§ **WRITTEN TASK**
Copy out every line exactly, passing over the pictures.

[START RECORDED DATA]

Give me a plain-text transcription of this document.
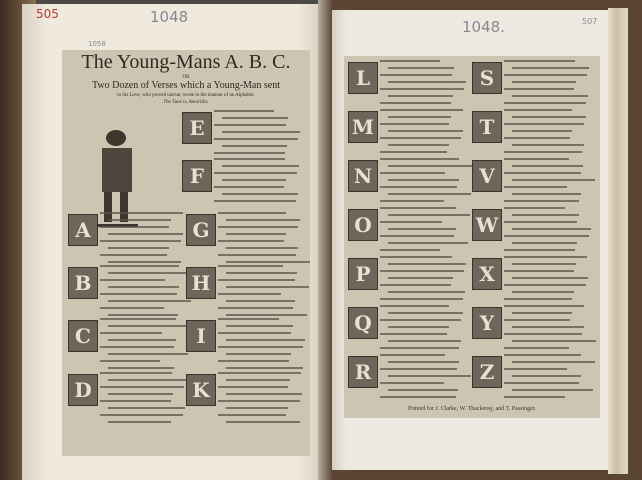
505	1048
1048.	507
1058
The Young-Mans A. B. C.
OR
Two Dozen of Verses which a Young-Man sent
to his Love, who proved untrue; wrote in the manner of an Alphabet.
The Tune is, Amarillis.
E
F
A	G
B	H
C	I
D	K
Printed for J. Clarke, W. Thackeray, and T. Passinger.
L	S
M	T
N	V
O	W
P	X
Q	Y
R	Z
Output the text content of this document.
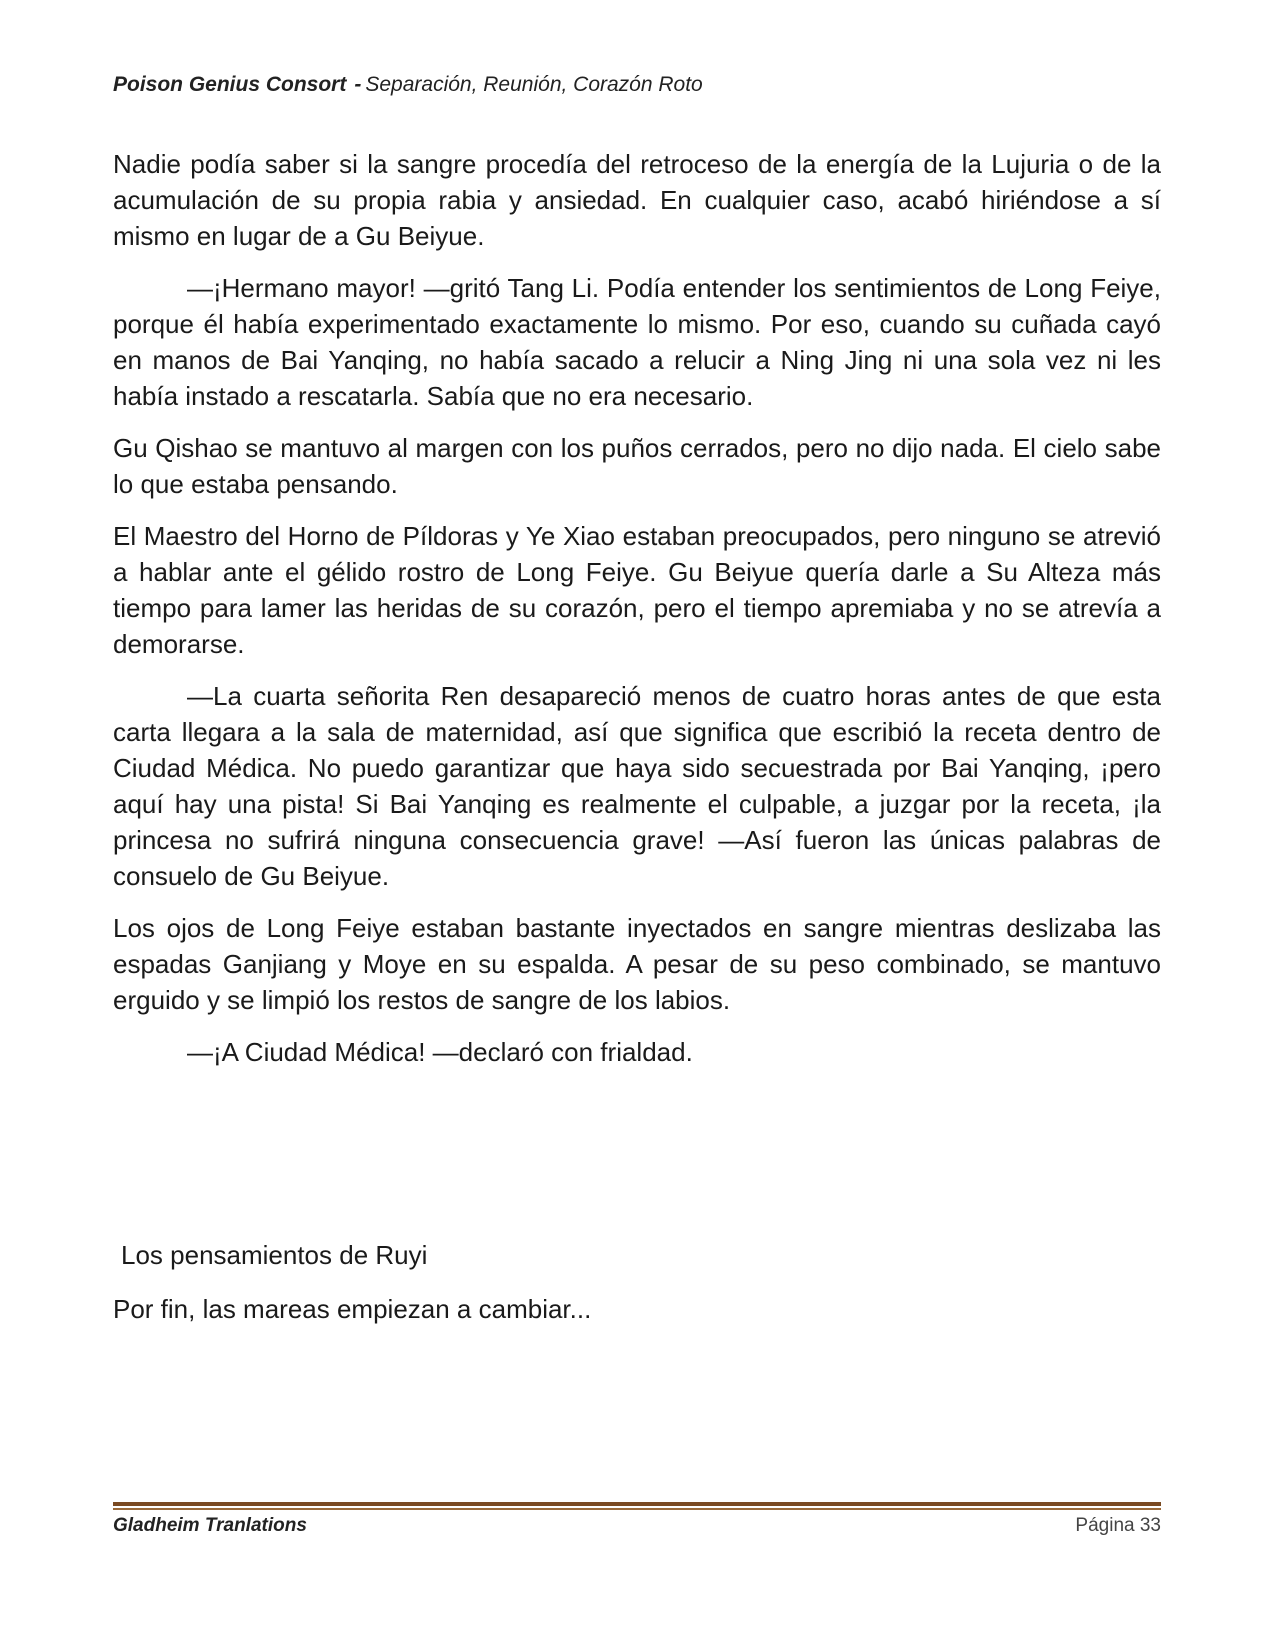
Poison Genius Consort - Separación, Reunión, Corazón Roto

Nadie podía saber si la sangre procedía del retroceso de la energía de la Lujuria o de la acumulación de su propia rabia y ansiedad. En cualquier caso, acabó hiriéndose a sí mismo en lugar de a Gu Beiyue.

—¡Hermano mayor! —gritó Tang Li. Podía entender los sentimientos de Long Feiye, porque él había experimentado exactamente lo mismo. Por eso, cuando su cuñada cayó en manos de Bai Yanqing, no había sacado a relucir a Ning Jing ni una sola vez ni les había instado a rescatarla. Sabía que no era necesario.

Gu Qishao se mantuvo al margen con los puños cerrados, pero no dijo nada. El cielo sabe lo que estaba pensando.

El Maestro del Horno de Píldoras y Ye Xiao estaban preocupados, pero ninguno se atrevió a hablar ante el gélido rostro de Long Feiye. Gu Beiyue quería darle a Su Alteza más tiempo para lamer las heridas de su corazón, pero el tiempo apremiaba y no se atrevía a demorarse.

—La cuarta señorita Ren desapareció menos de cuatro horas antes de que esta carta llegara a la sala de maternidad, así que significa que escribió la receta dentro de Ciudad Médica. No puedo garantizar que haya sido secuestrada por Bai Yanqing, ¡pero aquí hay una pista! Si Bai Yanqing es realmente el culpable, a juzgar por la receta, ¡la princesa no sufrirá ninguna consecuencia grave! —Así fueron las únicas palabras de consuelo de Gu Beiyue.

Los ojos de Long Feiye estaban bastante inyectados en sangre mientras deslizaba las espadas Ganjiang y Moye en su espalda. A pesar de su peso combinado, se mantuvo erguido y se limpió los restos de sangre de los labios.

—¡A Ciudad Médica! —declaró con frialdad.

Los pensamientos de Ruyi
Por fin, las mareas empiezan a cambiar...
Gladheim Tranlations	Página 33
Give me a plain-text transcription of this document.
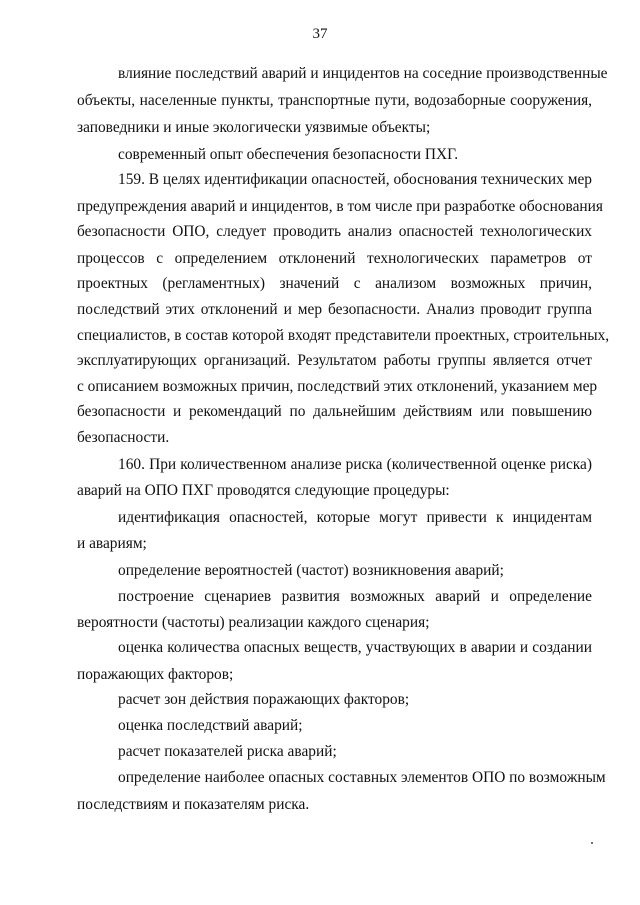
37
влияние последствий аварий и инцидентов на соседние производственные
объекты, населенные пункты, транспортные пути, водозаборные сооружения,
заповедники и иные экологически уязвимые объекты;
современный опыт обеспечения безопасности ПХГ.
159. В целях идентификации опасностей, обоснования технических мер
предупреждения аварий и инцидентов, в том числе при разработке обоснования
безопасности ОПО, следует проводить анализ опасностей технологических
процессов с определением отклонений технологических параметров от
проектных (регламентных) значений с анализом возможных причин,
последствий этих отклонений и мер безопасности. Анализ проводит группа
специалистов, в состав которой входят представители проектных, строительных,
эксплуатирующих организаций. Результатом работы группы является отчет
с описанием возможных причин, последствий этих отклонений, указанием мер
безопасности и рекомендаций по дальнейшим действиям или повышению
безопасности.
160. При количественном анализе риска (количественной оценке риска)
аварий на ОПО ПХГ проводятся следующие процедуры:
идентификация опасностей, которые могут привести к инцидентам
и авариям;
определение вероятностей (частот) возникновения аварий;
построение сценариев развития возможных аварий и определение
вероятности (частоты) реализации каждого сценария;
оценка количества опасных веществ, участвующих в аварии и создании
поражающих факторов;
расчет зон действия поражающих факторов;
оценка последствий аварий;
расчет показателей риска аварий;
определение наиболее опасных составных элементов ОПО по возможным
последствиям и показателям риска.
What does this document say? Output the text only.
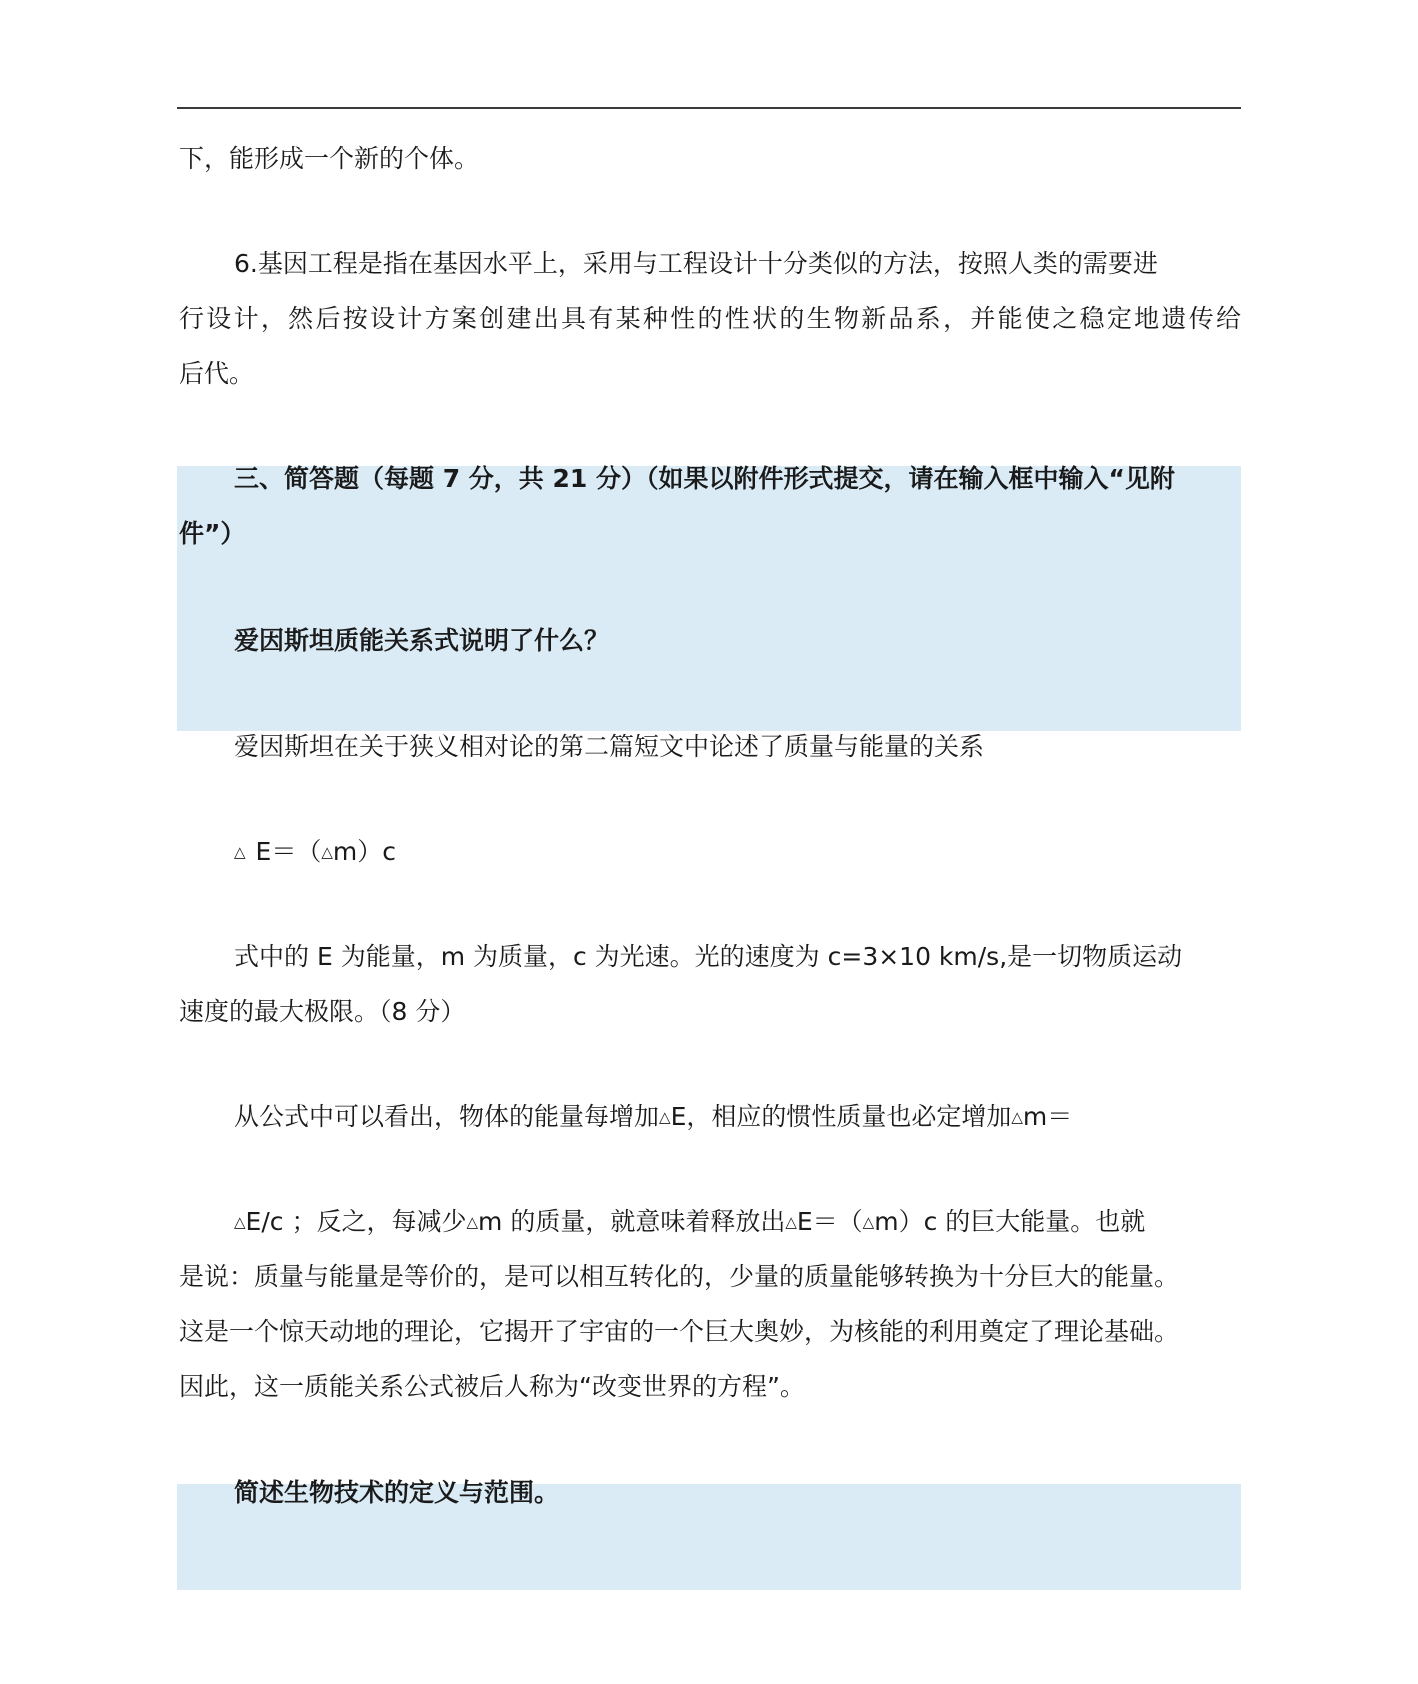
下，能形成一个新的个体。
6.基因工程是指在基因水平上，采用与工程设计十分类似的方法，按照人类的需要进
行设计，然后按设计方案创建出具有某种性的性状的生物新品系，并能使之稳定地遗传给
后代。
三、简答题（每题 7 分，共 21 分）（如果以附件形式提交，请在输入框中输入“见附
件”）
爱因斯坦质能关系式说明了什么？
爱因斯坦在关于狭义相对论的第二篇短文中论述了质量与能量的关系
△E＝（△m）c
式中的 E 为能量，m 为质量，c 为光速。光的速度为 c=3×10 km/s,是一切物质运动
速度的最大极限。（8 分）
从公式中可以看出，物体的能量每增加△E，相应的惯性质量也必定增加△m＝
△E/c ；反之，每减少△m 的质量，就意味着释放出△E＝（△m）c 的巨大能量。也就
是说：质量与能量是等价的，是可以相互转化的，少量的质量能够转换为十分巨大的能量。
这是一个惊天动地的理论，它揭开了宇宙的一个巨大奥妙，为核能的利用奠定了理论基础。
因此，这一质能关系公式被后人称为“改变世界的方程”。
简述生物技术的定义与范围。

[END RECORDED DATA]

§ **OUTPUT**
Give me a plain-text transcription of this document.
505	1048
1048.	507
1058
The Young-Mans A. B. C.
OR
Two Dozen of Verses which a Young-Man sent
to his Love, who proved untrue; wrote in the manner of an Alphabet.
The Tune is, Amarillis.
E
F
A	G
B	H
C	I
D	K
Printed for J. Clarke, W. Thackeray, and T. Passinger.
L	S
M	T
N	V
O	W
P	X
Q	Y
R	Z
Output the text content of this document.
Poison Genius Consort - Separación, Reunión, Corazón Roto

Nadie podía saber si la sangre procedía del retroceso de la energía de la Lujuria o de la acumulación de su propia rabia y ansiedad. En cualquier caso, acabó hiriéndose a sí mismo en lugar de a Gu Beiyue.

—¡Hermano mayor! —gritó Tang Li. Podía entender los sentimientos de Long Feiye, porque él había experimentado exactamente lo mismo. Por eso, cuando su cuñada cayó en manos de Bai Yanqing, no había sacado a relucir a Ning Jing ni una sola vez ni les había instado a rescatarla. Sabía que no era necesario.

Gu Qishao se mantuvo al margen con los puños cerrados, pero no dijo nada. El cielo sabe lo que estaba pensando.

El Maestro del Horno de Píldoras y Ye Xiao estaban preocupados, pero ninguno se atrevió a hablar ante el gélido rostro de Long Feiye. Gu Beiyue quería darle a Su Alteza más tiempo para lamer las heridas de su corazón, pero el tiempo apremiaba y no se atrevía a demorarse.

—La cuarta señorita Ren desapareció menos de cuatro horas antes de que esta carta llegara a la sala de maternidad, así que significa que escribió la receta dentro de Ciudad Médica. No puedo garantizar que haya sido secuestrada por Bai Yanqing, ¡pero aquí hay una pista! Si Bai Yanqing es realmente el culpable, a juzgar por la receta, ¡la princesa no sufrirá ninguna consecuencia grave! —Así fueron las únicas palabras de consuelo de Gu Beiyue.

Los ojos de Long Feiye estaban bastante inyectados en sangre mientras deslizaba las espadas Ganjiang y Moye en su espalda. A pesar de su peso combinado, se mantuvo erguido y se limpió los restos de sangre de los labios.

—¡A Ciudad Médica! —declaró con frialdad.

Los pensamientos de Ruyi
Por fin, las mareas empiezan a cambiar...
Gladheim Tranlations	Página 33
Give me a plain-text transcription of this document.
37
влияние последствий аварий и инцидентов на соседние производственные
объекты, населенные пункты, транспортные пути, водозаборные сооружения,
заповедники и иные экологически уязвимые объекты;
современный опыт обеспечения безопасности ПХГ.
159. В целях идентификации опасностей, обоснования технических мер
предупреждения аварий и инцидентов, в том числе при разработке обоснования
безопасности ОПО, следует проводить анализ опасностей технологических
процессов с определением отклонений технологических параметров от
проектных (регламентных) значений с анализом возможных причин,
последствий этих отклонений и мер безопасности. Анализ проводит группа
специалистов, в состав которой входят представители проектных, строительных,
эксплуатирующих организаций. Результатом работы группы является отчет
с описанием возможных причин, последствий этих отклонений, указанием мер
безопасности и рекомендаций по дальнейшим действиям или повышению
безопасности.
160. При количественном анализе риска (количественной оценке риска)
аварий на ОПО ПХГ проводятся следующие процедуры:
идентификация опасностей, которые могут привести к инцидентам
и авариям;
определение вероятностей (частот) возникновения аварий;
построение сценариев развития возможных аварий и определение
вероятности (частоты) реализации каждого сценария;
оценка количества опасных веществ, участвующих в аварии и создании
поражающих факторов;
расчет зон действия поражающих факторов;
оценка последствий аварий;
расчет показателей риска аварий;
определение наиболее опасных составных элементов ОПО по возможным
последствиям и показателям риска.
What does this document say? Output the text only.
下，能形成一个新的个体。
6.基因工程是指在基因水平上，采用与工程设计十分类似的方法，按照人类的需要进
行设计，然后按设计方案创建出具有某种性的性状的生物新品系，并能使之稳定地遗传给
后代。
三、简答题（每题 7 分，共 21 分）（如果以附件形式提交，请在输入框中输入“见附
件”）
爱因斯坦质能关系式说明了什么？
爱因斯坦在关于狭义相对论的第二篇短文中论述了质量与能量的关系
△E＝（△m）c
式中的 E 为能量，m 为质量，c 为光速。光的速度为 c=3×10 km/s,是一切物质运动
速度的最大极限。（8 分）
从公式中可以看出，物体的能量每增加△E，相应的惯性质量也必定增加△m＝
△E/c ；反之，每减少△m 的质量，就意味着释放出△E＝（△m）c 的巨大能量。也就
是说：质量与能量是等价的，是可以相互转化的，少量的质量能够转换为十分巨大的能量。
这是一个惊天动地的理论，它揭开了宇宙的一个巨大奥妙，为核能的利用奠定了理论基础。
因此，这一质能关系公式被后人称为“改变世界的方程”。
简述生物技术的定义与范围。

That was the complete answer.